Annotated element listings
━━━━━━━━━━━━━━━━
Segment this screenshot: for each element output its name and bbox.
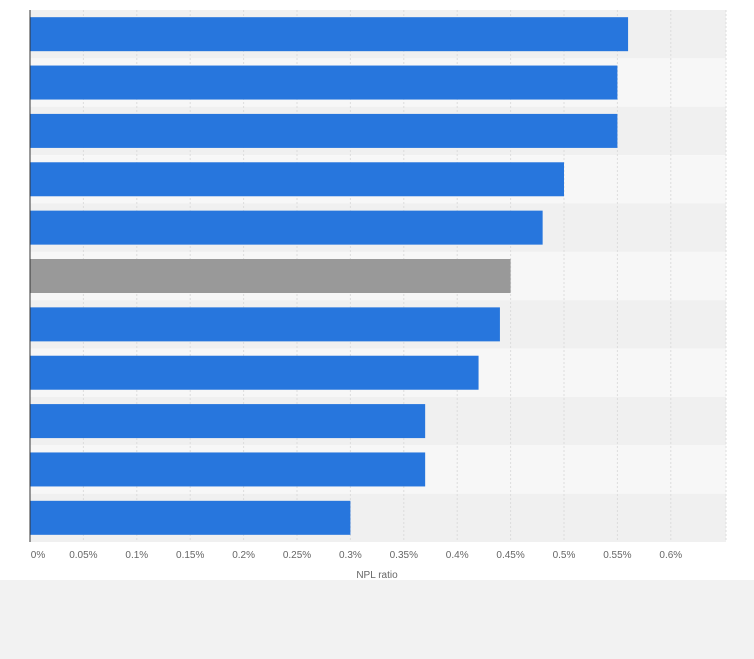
- x-tick-label: 0.6%: [659, 550, 682, 561]
- bars: [30, 17, 629, 535]
- chart-area: 0% 0.05% 0.1% 0.15% 0.2% 0.25% 0.3% 0.35% 0.4% 0.…: [0, 0, 754, 580]
- footer-band: [0, 580, 754, 659]
- bar[interactable]: [30, 162, 564, 197]
- x-axis-title: NPL ratio: [356, 570, 398, 580]
- x-tick-label: 0.4%: [446, 550, 469, 561]
- bar[interactable]: [30, 404, 426, 439]
- bar[interactable]: [30, 307, 500, 342]
- bar[interactable]: [30, 355, 479, 390]
- bar-highlight[interactable]: [30, 259, 511, 293]
- x-tick-label: 0.1%: [125, 550, 148, 561]
- bar[interactable]: [30, 113, 618, 148]
- x-tick-label: 0.05%: [69, 550, 97, 561]
- x-tick-label: 0.3%: [339, 550, 362, 561]
- bar[interactable]: [30, 17, 629, 52]
- x-tick-label: 0.55%: [603, 550, 631, 561]
- bar[interactable]: [30, 500, 351, 535]
- x-tick-label: 0.15%: [176, 550, 204, 561]
- x-tick-label: 0.45%: [496, 550, 524, 561]
- x-tick-label: 0.2%: [232, 550, 255, 561]
- x-tick-label: 0.5%: [553, 550, 576, 561]
- bar-chart: 0% 0.05% 0.1% 0.15% 0.2% 0.25% 0.3% 0.35% 0.4% 0.…: [29, 10, 727, 580]
- bar[interactable]: [30, 210, 543, 245]
- x-axis-ticks: 0% 0.05% 0.1% 0.15% 0.2% 0.25% 0.3% 0.35% 0.4% 0.…: [31, 550, 683, 561]
- bar[interactable]: [30, 452, 426, 487]
- bar[interactable]: [30, 65, 618, 100]
- x-tick-label: 0%: [31, 550, 46, 561]
- x-tick-label: 0.35%: [390, 550, 418, 561]
- x-tick-label: 0.25%: [283, 550, 311, 561]
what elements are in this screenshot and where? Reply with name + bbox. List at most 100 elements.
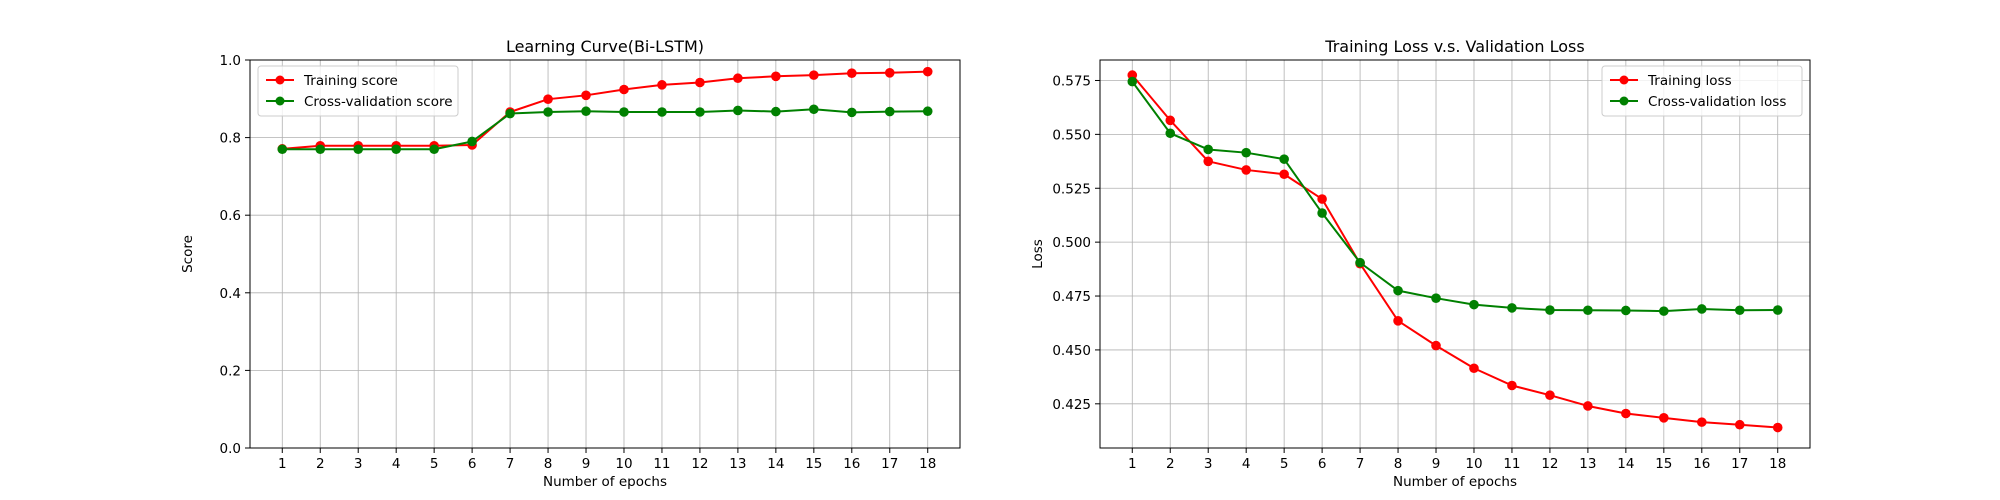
y-ticks-learning-curve: 0.0 0.2 0.4 0.6 0.8 1.0: [220, 53, 250, 457]
data-point-cross-validation-score: [581, 106, 591, 117]
x-tick-label: 3: [354, 456, 363, 472]
data-point-cross-validation-loss: [1772, 305, 1783, 315]
data-point-cross-validation-loss: [1734, 305, 1745, 316]
x-tick-label: 1: [278, 456, 287, 472]
data-point-training-score: [543, 94, 553, 104]
x-tick-label: 10: [1465, 456, 1482, 472]
data-point-cross-validation-score: [391, 144, 401, 155]
data-point-training-loss: [1545, 390, 1555, 400]
data-point-training-loss: [1279, 169, 1289, 180]
x-tick-label: 11: [1503, 456, 1520, 472]
data-point-training-loss: [1659, 413, 1669, 423]
y-tick-label: 0.500: [1052, 235, 1091, 251]
x-axis-label-learning-curve: Number of epochs: [543, 474, 667, 490]
data-point-cross-validation-loss: [1469, 299, 1479, 310]
data-point-cross-validation-score: [543, 107, 553, 117]
y-tick-label: 0.475: [1052, 289, 1091, 305]
x-tick-label: 13: [729, 456, 746, 472]
data-point-training-score: [922, 66, 933, 77]
data-point-training-score: [695, 77, 705, 88]
x-tick-label: 12: [691, 456, 708, 472]
plot-frame-learning-curve: [249, 59, 961, 449]
legend-marker-training-loss: [1619, 75, 1629, 85]
series-line-cross-validation-loss: [1131, 80, 1778, 313]
data-point-cross-validation-score: [657, 107, 667, 117]
data-point-training-score: [657, 80, 667, 90]
data-point-training-loss: [1431, 340, 1441, 351]
data-point-cross-validation-loss: [1165, 128, 1176, 139]
data-point-training-score: [619, 84, 629, 95]
data-point-cross-validation-loss: [1583, 305, 1593, 316]
series-line-training-score: [282, 70, 928, 150]
data-point-cross-validation-loss: [1507, 303, 1517, 313]
x-ticks-learning-curve: 1 2 3 4 5 6 7 8 9 10 11 12 13 14 15 16 17 18: [278, 448, 936, 472]
plot-frame-loss: [1099, 59, 1811, 449]
series-group-learning-curve: [277, 66, 933, 155]
x-tick-label: 2: [1166, 456, 1175, 472]
x-tick-label: 16: [1693, 456, 1710, 472]
chart-title-learning-curve: Learning Curve(Bi-LSTM): [506, 37, 704, 56]
data-point-cross-validation-loss: [1279, 154, 1289, 164]
data-point-cross-validation-score: [505, 108, 515, 119]
data-point-training-loss: [1469, 363, 1479, 374]
x-tick-label: 15: [1655, 456, 1672, 472]
x-tick-label: 2: [316, 456, 325, 472]
data-point-training-score: [884, 68, 895, 78]
data-point-training-loss: [1696, 417, 1707, 427]
data-point-cross-validation-loss: [1355, 257, 1365, 268]
x-tick-label: 12: [1541, 456, 1558, 472]
data-point-cross-validation-loss: [1621, 305, 1631, 316]
y-tick-label: 0.6: [220, 208, 241, 224]
data-point-training-loss: [1165, 115, 1176, 126]
data-point-training-loss: [1203, 156, 1214, 167]
y-tick-label: 0.4: [220, 286, 241, 302]
x-tick-label: 6: [468, 456, 477, 472]
data-point-cross-validation-loss: [1545, 305, 1555, 315]
data-point-training-score: [846, 68, 857, 78]
data-point-cross-validation-score: [809, 104, 819, 115]
data-point-cross-validation-score: [467, 136, 477, 147]
y-tick-label: 0.2: [220, 363, 241, 379]
plot-area-learning-curve: [250, 60, 960, 448]
data-point-cross-validation-score: [353, 144, 364, 155]
data-point-cross-validation-score: [922, 106, 933, 117]
legend-label-training-loss: Training loss: [1647, 73, 1732, 89]
x-tick-label: 8: [1394, 456, 1403, 472]
data-point-training-score: [733, 73, 743, 84]
data-point-cross-validation-loss: [1203, 144, 1214, 155]
legend-marker-cross-validation-loss: [1619, 96, 1629, 106]
y-tick-label: 1.0: [220, 53, 241, 69]
legend-marker-training-score: [275, 75, 285, 85]
x-tick-label: 17: [1731, 456, 1748, 472]
series-line-cross-validation-score: [282, 108, 928, 151]
data-point-cross-validation-score: [884, 106, 895, 117]
x-tick-label: 14: [767, 456, 784, 472]
plot-area-loss: [1100, 60, 1810, 448]
data-point-cross-validation-score: [733, 105, 743, 116]
x-tick-label: 6: [1318, 456, 1327, 472]
x-tick-label: 13: [1579, 456, 1596, 472]
y-tick-label: 0.525: [1052, 181, 1091, 197]
legend-label-cross-validation-score: Cross-validation score: [304, 94, 453, 110]
legend-box-learning-curve: [257, 65, 459, 117]
data-point-training-loss: [1621, 408, 1631, 419]
x-tick-label: 5: [430, 456, 439, 472]
x-tick-label: 4: [1242, 456, 1251, 472]
x-tick-label: 8: [544, 456, 553, 472]
data-point-cross-validation-score: [429, 144, 439, 155]
data-point-training-loss: [1772, 422, 1783, 433]
x-tick-label: 17: [881, 456, 898, 472]
x-tick-label: 10: [615, 456, 632, 472]
x-tick-label: 3: [1204, 456, 1213, 472]
y-axis-label-learning-curve: Score: [180, 235, 196, 273]
x-tick-label: 5: [1280, 456, 1289, 472]
legend-learning-curve: Training score Cross-validation score: [257, 65, 459, 117]
data-point-cross-validation-loss: [1317, 208, 1327, 218]
legend-loss: Training loss Cross-validation loss: [1601, 65, 1803, 117]
data-point-training-loss: [1393, 316, 1403, 326]
x-tick-label: 9: [1432, 456, 1441, 472]
y-tick-label: 0.550: [1052, 127, 1091, 143]
data-point-cross-validation-score: [619, 107, 629, 117]
data-point-cross-validation-score: [771, 106, 781, 117]
y-ticks-loss: 0.425 0.450 0.475 0.500 0.525 0.550 0.575: [1052, 73, 1100, 413]
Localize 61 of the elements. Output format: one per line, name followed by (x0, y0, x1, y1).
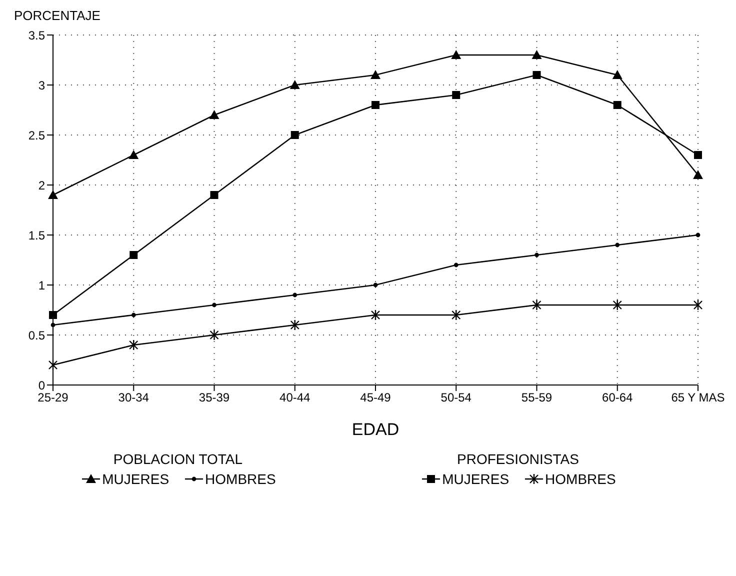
point (452, 309, 461, 321)
x-tick-label: 35-39 (198, 390, 230, 405)
x-tick-label: 50-54 (440, 390, 472, 405)
point (372, 101, 380, 109)
point (130, 251, 138, 259)
legend-label: HOMBRES (545, 471, 616, 487)
text: POBLACION TOTAL (112, 451, 244, 467)
x-tick-label: 30-34 (118, 390, 150, 405)
point (48, 359, 58, 371)
y-tick-label: 3 (38, 78, 46, 92)
x-axis-title: EDAD (352, 420, 400, 439)
x-tick-label: 25-29 (38, 390, 69, 405)
y-tick-label: 2 (38, 178, 46, 192)
y-axis-title: PORCENTAJE (14, 8, 102, 23)
point (532, 299, 542, 311)
point (370, 309, 380, 321)
point (696, 232, 700, 238)
x-tick-label: 40-44 (280, 390, 311, 405)
x-tick-label: 65 Y MAS (671, 390, 725, 405)
point (452, 91, 460, 99)
point (532, 50, 542, 59)
point (532, 71, 541, 79)
y-tick-label: 0.5 (28, 328, 46, 342)
point (131, 312, 136, 318)
x-tick-label: 60-64 (602, 390, 634, 405)
point (693, 170, 703, 179)
point (615, 242, 620, 248)
point (129, 339, 138, 351)
point (49, 311, 57, 319)
point (48, 190, 58, 199)
x-tick-label: 45-49 (360, 390, 392, 405)
point (210, 191, 218, 199)
point (373, 282, 378, 288)
x-tick-label: 55-59 (521, 390, 552, 405)
point (693, 299, 703, 311)
point (451, 50, 462, 59)
y-tick-label: 1 (38, 278, 46, 292)
point (694, 151, 702, 159)
point (370, 70, 380, 79)
point (612, 70, 622, 79)
point (50, 322, 56, 328)
text: PROFESIONISTAS (456, 451, 580, 467)
y-tick-label: 1.5 (28, 228, 46, 242)
legend-label: MUJERES (442, 471, 510, 487)
point (209, 110, 220, 119)
point (212, 302, 216, 308)
legend-label: MUJERES (102, 471, 170, 487)
point (290, 80, 300, 89)
legend-label: HOMBRES (205, 471, 276, 487)
y-tick-label: 0 (38, 378, 46, 392)
point (292, 292, 298, 298)
point (128, 150, 139, 159)
point (210, 329, 219, 341)
point (290, 319, 300, 331)
y-tick-label: 2.5 (28, 128, 46, 142)
point (534, 252, 539, 258)
point (454, 262, 458, 268)
point (290, 131, 299, 139)
point (613, 101, 622, 109)
point (612, 299, 622, 311)
y-tick-label: 3.5 (28, 28, 46, 42)
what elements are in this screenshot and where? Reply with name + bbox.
━━━━━━━━━━━━━━━━
What you should do: Reproduce the lines verbatim, starting at the line containing "- x-tick-label: 0.6%: [659, 550, 682, 561]" and ending at the line containing "- bar[interactable]: [30, 500, 351, 535]".

Expected output:
- x-tick-label: 0.6%: [659, 550, 682, 561]
- bars: [30, 17, 629, 535]
- chart-area: 0% 0.05% 0.1% 0.15% 0.2% 0.25% 0.3% 0.35% 0.4% 0.…: [0, 0, 754, 580]
- footer-band: [0, 580, 754, 659]
- bar[interactable]: [30, 162, 564, 197]
- x-axis-title: NPL ratio: [356, 570, 398, 580]
- x-tick-label: 0.4%: [446, 550, 469, 561]
- bar[interactable]: [30, 404, 426, 439]
- bar[interactable]: [30, 307, 500, 342]
- bar[interactable]: [30, 355, 479, 390]
- bar-highlight[interactable]: [30, 259, 511, 293]
- x-tick-label: 0.1%: [125, 550, 148, 561]
- bar[interactable]: [30, 113, 618, 148]
- x-tick-label: 0.05%: [69, 550, 97, 561]
- x-tick-label: 0.3%: [339, 550, 362, 561]
- bar[interactable]: [30, 17, 629, 52]
- x-tick-label: 0.55%: [603, 550, 631, 561]
- bar[interactable]: [30, 500, 351, 535]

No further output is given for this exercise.